Listing:
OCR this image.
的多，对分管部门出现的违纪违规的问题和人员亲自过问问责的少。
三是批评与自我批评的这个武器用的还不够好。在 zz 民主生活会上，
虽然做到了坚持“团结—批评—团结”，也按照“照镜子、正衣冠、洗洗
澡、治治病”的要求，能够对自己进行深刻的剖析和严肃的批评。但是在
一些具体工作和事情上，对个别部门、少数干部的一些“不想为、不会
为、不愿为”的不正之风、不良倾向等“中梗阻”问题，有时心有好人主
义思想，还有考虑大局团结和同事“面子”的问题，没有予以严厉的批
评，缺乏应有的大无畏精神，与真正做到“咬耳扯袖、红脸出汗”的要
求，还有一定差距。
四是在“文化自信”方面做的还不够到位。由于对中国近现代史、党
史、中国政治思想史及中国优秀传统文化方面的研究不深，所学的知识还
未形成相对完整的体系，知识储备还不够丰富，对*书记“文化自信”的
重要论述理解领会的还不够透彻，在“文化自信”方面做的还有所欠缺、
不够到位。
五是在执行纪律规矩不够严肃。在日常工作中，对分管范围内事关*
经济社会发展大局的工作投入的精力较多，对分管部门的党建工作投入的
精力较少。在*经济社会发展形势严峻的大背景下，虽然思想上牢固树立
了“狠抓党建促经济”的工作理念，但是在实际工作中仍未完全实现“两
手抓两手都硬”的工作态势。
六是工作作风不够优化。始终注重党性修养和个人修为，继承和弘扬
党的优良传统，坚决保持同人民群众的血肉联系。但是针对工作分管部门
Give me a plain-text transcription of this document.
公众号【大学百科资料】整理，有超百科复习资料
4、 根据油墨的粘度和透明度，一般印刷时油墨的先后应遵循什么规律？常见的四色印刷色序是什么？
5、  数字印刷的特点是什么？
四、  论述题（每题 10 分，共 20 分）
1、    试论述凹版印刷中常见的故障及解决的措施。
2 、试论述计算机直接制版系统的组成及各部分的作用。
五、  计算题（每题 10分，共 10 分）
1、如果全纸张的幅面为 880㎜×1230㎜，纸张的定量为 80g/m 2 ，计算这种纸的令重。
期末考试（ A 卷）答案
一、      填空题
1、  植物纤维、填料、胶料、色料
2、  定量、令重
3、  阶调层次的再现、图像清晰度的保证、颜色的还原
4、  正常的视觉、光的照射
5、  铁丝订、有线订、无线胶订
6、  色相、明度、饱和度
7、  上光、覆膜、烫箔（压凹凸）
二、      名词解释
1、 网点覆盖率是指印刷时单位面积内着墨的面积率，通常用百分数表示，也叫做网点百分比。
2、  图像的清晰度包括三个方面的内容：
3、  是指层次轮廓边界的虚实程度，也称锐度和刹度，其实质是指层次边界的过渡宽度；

Task instructions: Restate each record exactly as written.

Written response:
OCR this image.
的多，对分管部门出现的违纪违规的问题和人员亲自过问问责的少。
三是批评与自我批评的这个武器用的还不够好。在 zz 民主生活会上，
虽然做到了坚持“团结—批评—团结”，也按照“照镜子、正衣冠、洗洗
澡、治治病”的要求，能够对自己进行深刻的剖析和严肃的批评。但是在
一些具体工作和事情上，对个别部门、少数干部的一些“不想为、不会
为、不愿为”的不正之风、不良倾向等“中梗阻”问题，有时心有好人主
义思想，还有考虑大局团结和同事“面子”的问题，没有予以严厉的批
评，缺乏应有的大无畏精神，与真正做到“咬耳扯袖、红脸出汗”的要
求，还有一定差距。
四是在“文化自信”方面做的还不够到位。由于对中国近现代史、党
史、中国政治思想史及中国优秀传统文化方面的研究不深，所学的知识还
未形成相对完整的体系，知识储备还不够丰富，对*书记“文化自信”的
重要论述理解领会的还不够透彻，在“文化自信”方面做的还有所欠缺、
不够到位。
五是在执行纪律规矩不够严肃。在日常工作中，对分管范围内事关*
经济社会发展大局的工作投入的精力较多，对分管部门的党建工作投入的
精力较少。在*经济社会发展形势严峻的大背景下，虽然思想上牢固树立
了“狠抓党建促经济”的工作理念，但是在实际工作中仍未完全实现“两
手抓两手都硬”的工作态势。
六是工作作风不够优化。始终注重党性修养和个人修为，继承和弘扬
党的优良传统，坚决保持同人民群众的血肉联系。但是针对工作分管部门
Give me a plain-text transcription of this document.
公众号【大学百科资料】整理，有超百科复习资料
4、 根据油墨的粘度和透明度，一般印刷时油墨的先后应遵循什么规律？常见的四色印刷色序是什么？
5、  数字印刷的特点是什么？
四、  论述题（每题 10 分，共 20 分）
1、    试论述凹版印刷中常见的故障及解决的措施。
2 、试论述计算机直接制版系统的组成及各部分的作用。
五、  计算题（每题 10分，共 10 分）
1、如果全纸张的幅面为 880㎜×1230㎜，纸张的定量为 80g/m 2 ，计算这种纸的令重。
期末考试（ A 卷）答案
一、      填空题
1、  植物纤维、填料、胶料、色料
2、  定量、令重
3、  阶调层次的再现、图像清晰度的保证、颜色的还原
4、  正常的视觉、光的照射
5、  铁丝订、有线订、无线胶订
6、  色相、明度、饱和度
7、  上光、覆膜、烫箔（压凹凸）
二、      名词解释
1、 网点覆盖率是指印刷时单位面积内着墨的面积率，通常用百分数表示，也叫做网点百分比。
2、  图像的清晰度包括三个方面的内容：
3、  是指层次轮廓边界的虚实程度，也称锐度和刹度，其实质是指层次边界的过渡宽度；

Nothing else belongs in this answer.